### Your instructions
Please give the listing again, word for word, with nothing left out.

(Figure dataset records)

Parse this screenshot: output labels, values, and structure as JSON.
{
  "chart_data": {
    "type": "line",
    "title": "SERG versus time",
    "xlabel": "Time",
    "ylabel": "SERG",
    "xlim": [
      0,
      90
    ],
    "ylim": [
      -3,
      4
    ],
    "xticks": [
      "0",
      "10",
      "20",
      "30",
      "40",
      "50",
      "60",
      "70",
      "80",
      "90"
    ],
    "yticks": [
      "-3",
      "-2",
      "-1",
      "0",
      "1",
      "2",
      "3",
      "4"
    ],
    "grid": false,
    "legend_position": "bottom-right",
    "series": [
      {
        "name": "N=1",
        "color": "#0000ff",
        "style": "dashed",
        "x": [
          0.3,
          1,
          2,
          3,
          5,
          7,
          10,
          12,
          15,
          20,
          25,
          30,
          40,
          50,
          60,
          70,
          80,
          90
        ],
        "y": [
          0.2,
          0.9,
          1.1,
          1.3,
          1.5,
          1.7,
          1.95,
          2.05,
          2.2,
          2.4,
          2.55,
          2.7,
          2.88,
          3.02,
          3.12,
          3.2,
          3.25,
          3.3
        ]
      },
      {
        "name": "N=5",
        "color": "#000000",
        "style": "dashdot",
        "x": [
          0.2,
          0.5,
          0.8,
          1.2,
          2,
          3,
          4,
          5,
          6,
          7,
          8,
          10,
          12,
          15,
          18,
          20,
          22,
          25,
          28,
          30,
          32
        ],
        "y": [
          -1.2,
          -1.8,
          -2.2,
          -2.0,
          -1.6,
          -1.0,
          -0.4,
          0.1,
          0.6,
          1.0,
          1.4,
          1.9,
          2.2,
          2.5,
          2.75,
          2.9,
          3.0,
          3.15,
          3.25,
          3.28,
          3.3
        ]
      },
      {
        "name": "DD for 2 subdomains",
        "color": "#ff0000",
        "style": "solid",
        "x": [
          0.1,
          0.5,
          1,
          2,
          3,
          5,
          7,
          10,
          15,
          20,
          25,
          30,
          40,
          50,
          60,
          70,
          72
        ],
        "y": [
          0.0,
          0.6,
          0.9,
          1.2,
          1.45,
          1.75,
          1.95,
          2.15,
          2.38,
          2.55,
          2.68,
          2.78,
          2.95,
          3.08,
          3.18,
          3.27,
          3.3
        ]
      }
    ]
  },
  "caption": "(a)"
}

### Answer in full
Parse this screenshot: output labels, values, and structure as JSON.
{
  "chart_data": {
    "type": "line",
    "title": "SERG versus time",
    "xlabel": "Time",
    "ylabel": "SERG",
    "xlim": [
      0,
      90
    ],
    "ylim": [
      -3,
      4
    ],
    "xticks": [
      "0",
      "10",
      "20",
      "30",
      "40",
      "50",
      "60",
      "70",
      "80",
      "90"
    ],
    "yticks": [
      "-3",
      "-2",
      "-1",
      "0",
      "1",
      "2",
      "3",
      "4"
    ],
    "grid": false,
    "legend_position": "bottom-right",
    "series": [
      {
        "name": "N=1",
        "color": "#0000ff",
        "style": "dashed",
        "x": [
          0.3,
          1,
          2,
          3,
          5,
          7,
          10,
          12,
          15,
          20,
          25,
          30,
          40,
          50,
          60,
          70,
          80,
          90
        ],
        "y": [
          0.2,
          0.9,
          1.1,
          1.3,
          1.5,
          1.7,
          1.95,
          2.05,
          2.2,
          2.4,
          2.55,
          2.7,
          2.88,
          3.02,
          3.12,
          3.2,
          3.25,
          3.3
        ]
      },
      {
        "name": "N=5",
        "color": "#000000",
        "style": "dashdot",
        "x": [
          0.2,
          0.5,
          0.8,
          1.2,
          2,
          3,
          4,
          5,
          6,
          7,
          8,
          10,
          12,
          15,
          18,
          20,
          22,
          25,
          28,
          30,
          32
        ],
        "y": [
          -1.2,
          -1.8,
          -2.2,
          -2.0,
          -1.6,
          -1.0,
          -0.4,
          0.1,
          0.6,
          1.0,
          1.4,
          1.9,
          2.2,
          2.5,
          2.75,
          2.9,
          3.0,
          3.15,
          3.25,
          3.28,
          3.3
        ]
      },
      {
        "name": "DD for 2 subdomains",
        "color": "#ff0000",
        "style": "solid",
        "x": [
          0.1,
          0.5,
          1,
          2,
          3,
          5,
          7,
          10,
          15,
          20,
          25,
          30,
          40,
          50,
          60,
          70,
          72
        ],
        "y": [
          0.0,
          0.6,
          0.9,
          1.2,
          1.45,
          1.75,
          1.95,
          2.15,
          2.38,
          2.55,
          2.68,
          2.78,
          2.95,
          3.08,
          3.18,
          3.27,
          3.3
        ]
      }
    ]
  },
  "caption": "(a)"
}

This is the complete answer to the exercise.